#### What is required
Take down each entry exactly as written.

#### Input data
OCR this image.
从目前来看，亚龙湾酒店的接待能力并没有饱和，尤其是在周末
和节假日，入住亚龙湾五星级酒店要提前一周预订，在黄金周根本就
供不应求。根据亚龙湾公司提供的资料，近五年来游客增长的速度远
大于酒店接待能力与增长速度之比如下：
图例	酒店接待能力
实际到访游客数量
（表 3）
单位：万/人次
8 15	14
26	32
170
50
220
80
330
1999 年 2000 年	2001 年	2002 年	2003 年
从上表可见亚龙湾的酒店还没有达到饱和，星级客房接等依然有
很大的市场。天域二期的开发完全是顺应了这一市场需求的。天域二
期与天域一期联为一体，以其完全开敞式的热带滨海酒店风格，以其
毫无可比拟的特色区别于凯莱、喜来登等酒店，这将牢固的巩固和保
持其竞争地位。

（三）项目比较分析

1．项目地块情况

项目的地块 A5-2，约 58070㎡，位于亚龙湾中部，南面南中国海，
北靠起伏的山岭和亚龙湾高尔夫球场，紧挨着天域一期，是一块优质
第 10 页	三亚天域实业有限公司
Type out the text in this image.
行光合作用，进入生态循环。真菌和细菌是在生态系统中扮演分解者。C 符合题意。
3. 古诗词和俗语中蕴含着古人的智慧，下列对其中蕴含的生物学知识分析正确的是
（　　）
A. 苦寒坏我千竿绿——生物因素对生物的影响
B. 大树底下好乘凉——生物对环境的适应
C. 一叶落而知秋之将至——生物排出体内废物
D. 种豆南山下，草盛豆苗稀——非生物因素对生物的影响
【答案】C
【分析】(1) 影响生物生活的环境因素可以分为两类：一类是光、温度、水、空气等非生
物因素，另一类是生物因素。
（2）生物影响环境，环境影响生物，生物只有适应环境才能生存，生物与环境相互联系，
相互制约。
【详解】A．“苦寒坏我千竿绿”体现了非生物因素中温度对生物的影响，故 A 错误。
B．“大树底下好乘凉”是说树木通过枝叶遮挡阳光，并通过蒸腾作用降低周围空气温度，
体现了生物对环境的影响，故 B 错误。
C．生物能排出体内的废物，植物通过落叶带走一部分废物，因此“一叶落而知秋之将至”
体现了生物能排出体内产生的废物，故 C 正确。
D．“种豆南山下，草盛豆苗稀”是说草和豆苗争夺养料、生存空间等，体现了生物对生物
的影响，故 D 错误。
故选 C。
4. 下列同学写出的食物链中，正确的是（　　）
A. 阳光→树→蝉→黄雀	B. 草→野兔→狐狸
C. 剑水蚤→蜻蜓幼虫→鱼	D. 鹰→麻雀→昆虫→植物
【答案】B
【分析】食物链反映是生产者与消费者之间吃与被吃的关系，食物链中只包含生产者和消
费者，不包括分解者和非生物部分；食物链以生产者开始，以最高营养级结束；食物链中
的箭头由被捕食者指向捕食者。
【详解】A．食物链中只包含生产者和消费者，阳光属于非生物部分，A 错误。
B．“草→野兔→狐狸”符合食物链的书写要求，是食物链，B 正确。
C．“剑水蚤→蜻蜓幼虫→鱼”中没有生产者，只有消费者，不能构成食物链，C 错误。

#### Reply to the exercise
OCR this image.
从目前来看，亚龙湾酒店的接待能力并没有饱和，尤其是在周末
和节假日，入住亚龙湾五星级酒店要提前一周预订，在黄金周根本就
供不应求。根据亚龙湾公司提供的资料，近五年来游客增长的速度远
大于酒店接待能力与增长速度之比如下：
图例	酒店接待能力
实际到访游客数量
（表 3）
单位：万/人次
8 15	14
26	32
170
50
220
80
330
1999 年 2000 年	2001 年	2002 年	2003 年
从上表可见亚龙湾的酒店还没有达到饱和，星级客房接等依然有
很大的市场。天域二期的开发完全是顺应了这一市场需求的。天域二
期与天域一期联为一体，以其完全开敞式的热带滨海酒店风格，以其
毫无可比拟的特色区别于凯莱、喜来登等酒店，这将牢固的巩固和保
持其竞争地位。

（三）项目比较分析

1．项目地块情况

项目的地块 A5-2，约 58070㎡，位于亚龙湾中部，南面南中国海，
北靠起伏的山岭和亚龙湾高尔夫球场，紧挨着天域一期，是一块优质
第 10 页	三亚天域实业有限公司
Type out the text in this image.
行光合作用，进入生态循环。真菌和细菌是在生态系统中扮演分解者。C 符合题意。
3. 古诗词和俗语中蕴含着古人的智慧，下列对其中蕴含的生物学知识分析正确的是
（　　）
A. 苦寒坏我千竿绿——生物因素对生物的影响
B. 大树底下好乘凉——生物对环境的适应
C. 一叶落而知秋之将至——生物排出体内废物
D. 种豆南山下，草盛豆苗稀——非生物因素对生物的影响
【答案】C
【分析】(1) 影响生物生活的环境因素可以分为两类：一类是光、温度、水、空气等非生
物因素，另一类是生物因素。
（2）生物影响环境，环境影响生物，生物只有适应环境才能生存，生物与环境相互联系，
相互制约。
【详解】A．“苦寒坏我千竿绿”体现了非生物因素中温度对生物的影响，故 A 错误。
B．“大树底下好乘凉”是说树木通过枝叶遮挡阳光，并通过蒸腾作用降低周围空气温度，
体现了生物对环境的影响，故 B 错误。
C．生物能排出体内的废物，植物通过落叶带走一部分废物，因此“一叶落而知秋之将至”
体现了生物能排出体内产生的废物，故 C 正确。
D．“种豆南山下，草盛豆苗稀”是说草和豆苗争夺养料、生存空间等，体现了生物对生物
的影响，故 D 错误。
故选 C。
4. 下列同学写出的食物链中，正确的是（　　）
A. 阳光→树→蝉→黄雀	B. 草→野兔→狐狸
C. 剑水蚤→蜻蜓幼虫→鱼	D. 鹰→麻雀→昆虫→植物
【答案】B
【分析】食物链反映是生产者与消费者之间吃与被吃的关系，食物链中只包含生产者和消
费者，不包括分解者和非生物部分；食物链以生产者开始，以最高营养级结束；食物链中
的箭头由被捕食者指向捕食者。
【详解】A．食物链中只包含生产者和消费者，阳光属于非生物部分，A 错误。
B．“草→野兔→狐狸”符合食物链的书写要求，是食物链，B 正确。
C．“剑水蚤→蜻蜓幼虫→鱼”中没有生产者，只有消费者，不能构成食物链，C 错误。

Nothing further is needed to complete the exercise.